Directive: Extract each line of the records below that contains the word "sich".

Input records:

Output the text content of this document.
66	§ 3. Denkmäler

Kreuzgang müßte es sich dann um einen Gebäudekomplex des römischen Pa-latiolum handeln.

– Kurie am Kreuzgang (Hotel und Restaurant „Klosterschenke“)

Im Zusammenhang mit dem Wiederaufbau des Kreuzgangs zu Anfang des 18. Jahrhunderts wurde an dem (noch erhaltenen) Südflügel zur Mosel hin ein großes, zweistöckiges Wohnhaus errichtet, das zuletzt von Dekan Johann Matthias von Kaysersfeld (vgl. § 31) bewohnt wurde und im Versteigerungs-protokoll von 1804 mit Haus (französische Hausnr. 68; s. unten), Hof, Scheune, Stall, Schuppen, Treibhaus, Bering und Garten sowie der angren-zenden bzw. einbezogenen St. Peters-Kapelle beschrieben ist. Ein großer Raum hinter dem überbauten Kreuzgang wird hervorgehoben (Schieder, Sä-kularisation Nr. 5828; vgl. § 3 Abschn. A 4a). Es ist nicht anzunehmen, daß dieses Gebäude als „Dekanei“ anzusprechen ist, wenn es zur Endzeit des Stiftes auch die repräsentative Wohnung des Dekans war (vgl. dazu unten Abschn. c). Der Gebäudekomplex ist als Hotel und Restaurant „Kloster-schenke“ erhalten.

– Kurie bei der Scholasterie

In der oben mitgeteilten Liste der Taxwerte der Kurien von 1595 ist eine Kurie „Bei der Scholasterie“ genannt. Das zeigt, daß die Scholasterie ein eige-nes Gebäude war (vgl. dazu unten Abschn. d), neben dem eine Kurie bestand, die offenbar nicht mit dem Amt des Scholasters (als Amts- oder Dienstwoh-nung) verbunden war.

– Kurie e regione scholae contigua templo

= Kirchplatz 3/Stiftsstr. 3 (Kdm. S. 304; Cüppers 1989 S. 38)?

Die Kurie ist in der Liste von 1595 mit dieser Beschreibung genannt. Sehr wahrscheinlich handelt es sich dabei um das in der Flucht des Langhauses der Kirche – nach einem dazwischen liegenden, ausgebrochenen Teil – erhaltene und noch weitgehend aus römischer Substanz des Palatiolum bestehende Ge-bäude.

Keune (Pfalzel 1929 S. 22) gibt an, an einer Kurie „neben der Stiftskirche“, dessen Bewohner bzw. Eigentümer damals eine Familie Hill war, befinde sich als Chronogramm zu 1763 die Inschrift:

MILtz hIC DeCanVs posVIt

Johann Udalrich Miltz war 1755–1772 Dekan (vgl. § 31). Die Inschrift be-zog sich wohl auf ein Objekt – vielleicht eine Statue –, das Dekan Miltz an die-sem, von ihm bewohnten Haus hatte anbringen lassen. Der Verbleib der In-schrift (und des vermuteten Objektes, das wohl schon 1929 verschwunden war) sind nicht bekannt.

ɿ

Result for this task:
Kreuzgang müßte es sich dann um einen Gebäudekomplex des römischen Pa-latiolum handeln.
Die Kurie ist in der Liste von 1595 mit dieser Beschreibung genannt. Sehr wahrscheinlich handelt es sich dabei um das in der Flucht des Langhauses der Kirche – nach einem dazwischen liegenden, ausgebrochenen Teil – erhaltene und noch weitgehend aus römischer Substanz des Palatiolum bestehende Ge-bäude.
Keune (Pfalzel 1929 S. 22) gibt an, an einer Kurie „neben der Stiftskirche“, dessen Bewohner bzw. Eigentümer damals eine Familie Hill war, befinde sich als Chronogramm zu 1763 die Inschrift:
Johann Udalrich Miltz war 1755–1772 Dekan (vgl. § 31). Die Inschrift be-zog sich wohl auf ein Objekt – vielleicht eine Statue –, das Dekan Miltz an die-sem, von ihm bewohnten Haus hatte anbringen lassen. Der Verbleib der In-schrift (und des vermuteten Objektes, das wohl schon 1929 verschwunden war) sind nicht bekannt.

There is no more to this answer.